• The request: Copy every line of the listing exactly.

Data entries:
** Begin **

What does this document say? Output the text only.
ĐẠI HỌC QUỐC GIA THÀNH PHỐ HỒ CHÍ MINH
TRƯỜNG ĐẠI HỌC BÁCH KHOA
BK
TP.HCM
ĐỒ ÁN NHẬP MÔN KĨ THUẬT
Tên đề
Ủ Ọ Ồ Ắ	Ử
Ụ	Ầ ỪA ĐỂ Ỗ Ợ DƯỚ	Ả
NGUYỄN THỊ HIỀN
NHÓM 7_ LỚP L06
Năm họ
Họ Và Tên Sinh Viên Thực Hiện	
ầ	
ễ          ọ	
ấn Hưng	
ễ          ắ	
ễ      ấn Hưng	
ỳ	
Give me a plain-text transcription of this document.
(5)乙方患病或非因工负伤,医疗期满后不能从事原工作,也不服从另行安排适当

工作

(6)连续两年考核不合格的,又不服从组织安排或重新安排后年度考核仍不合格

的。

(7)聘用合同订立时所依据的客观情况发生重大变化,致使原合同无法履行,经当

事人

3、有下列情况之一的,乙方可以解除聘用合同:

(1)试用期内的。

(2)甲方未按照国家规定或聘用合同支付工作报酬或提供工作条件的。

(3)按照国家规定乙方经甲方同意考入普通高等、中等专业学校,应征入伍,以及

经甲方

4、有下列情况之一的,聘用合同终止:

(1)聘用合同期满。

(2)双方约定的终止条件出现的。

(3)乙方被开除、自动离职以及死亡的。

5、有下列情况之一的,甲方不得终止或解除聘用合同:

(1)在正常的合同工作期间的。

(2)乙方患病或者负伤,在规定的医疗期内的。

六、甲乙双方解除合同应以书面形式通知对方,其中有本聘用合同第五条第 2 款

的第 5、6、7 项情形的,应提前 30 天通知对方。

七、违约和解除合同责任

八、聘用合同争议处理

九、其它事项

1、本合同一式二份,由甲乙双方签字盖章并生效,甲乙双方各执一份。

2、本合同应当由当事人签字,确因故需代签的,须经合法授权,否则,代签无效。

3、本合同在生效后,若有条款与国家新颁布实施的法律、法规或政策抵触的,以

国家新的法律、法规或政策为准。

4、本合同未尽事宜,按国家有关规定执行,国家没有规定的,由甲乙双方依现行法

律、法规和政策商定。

** End **

• Response for this exercise:
What does this document say? Output the text only.
ĐẠI HỌC QUỐC GIA THÀNH PHỐ HỒ CHÍ MINH
TRƯỜNG ĐẠI HỌC BÁCH KHOA
BK
TP.HCM
ĐỒ ÁN NHẬP MÔN KĨ THUẬT
Tên đề
Ủ Ọ Ồ Ắ	Ử
Ụ	Ầ ỪA ĐỂ Ỗ Ợ DƯỚ	Ả
NGUYỄN THỊ HIỀN
NHÓM 7_ LỚP L06
Năm họ
Họ Và Tên Sinh Viên Thực Hiện	
ầ	
ễ          ọ	
ấn Hưng	
ễ          ắ	
ễ      ấn Hưng	
ỳ	
Give me a plain-text transcription of this document.
(5)乙方患病或非因工负伤,医疗期满后不能从事原工作,也不服从另行安排适当

工作

(6)连续两年考核不合格的,又不服从组织安排或重新安排后年度考核仍不合格

的。

(7)聘用合同订立时所依据的客观情况发生重大变化,致使原合同无法履行,经当

事人

3、有下列情况之一的,乙方可以解除聘用合同:

(1)试用期内的。

(2)甲方未按照国家规定或聘用合同支付工作报酬或提供工作条件的。

(3)按照国家规定乙方经甲方同意考入普通高等、中等专业学校,应征入伍,以及

经甲方

4、有下列情况之一的,聘用合同终止:

(1)聘用合同期满。

(2)双方约定的终止条件出现的。

(3)乙方被开除、自动离职以及死亡的。

5、有下列情况之一的,甲方不得终止或解除聘用合同:

(1)在正常的合同工作期间的。

(2)乙方患病或者负伤,在规定的医疗期内的。

六、甲乙双方解除合同应以书面形式通知对方,其中有本聘用合同第五条第 2 款

的第 5、6、7 项情形的,应提前 30 天通知对方。

七、违约和解除合同责任

八、聘用合同争议处理

九、其它事项

1、本合同一式二份,由甲乙双方签字盖章并生效,甲乙双方各执一份。

2、本合同应当由当事人签字,确因故需代签的,须经合法授权,否则,代签无效。

3、本合同在生效后,若有条款与国家新颁布实施的法律、法规或政策抵触的,以

国家新的法律、法规或政策为准。

4、本合同未尽事宜,按国家有关规定执行,国家没有规定的,由甲乙双方依现行法

律、法规和政策商定。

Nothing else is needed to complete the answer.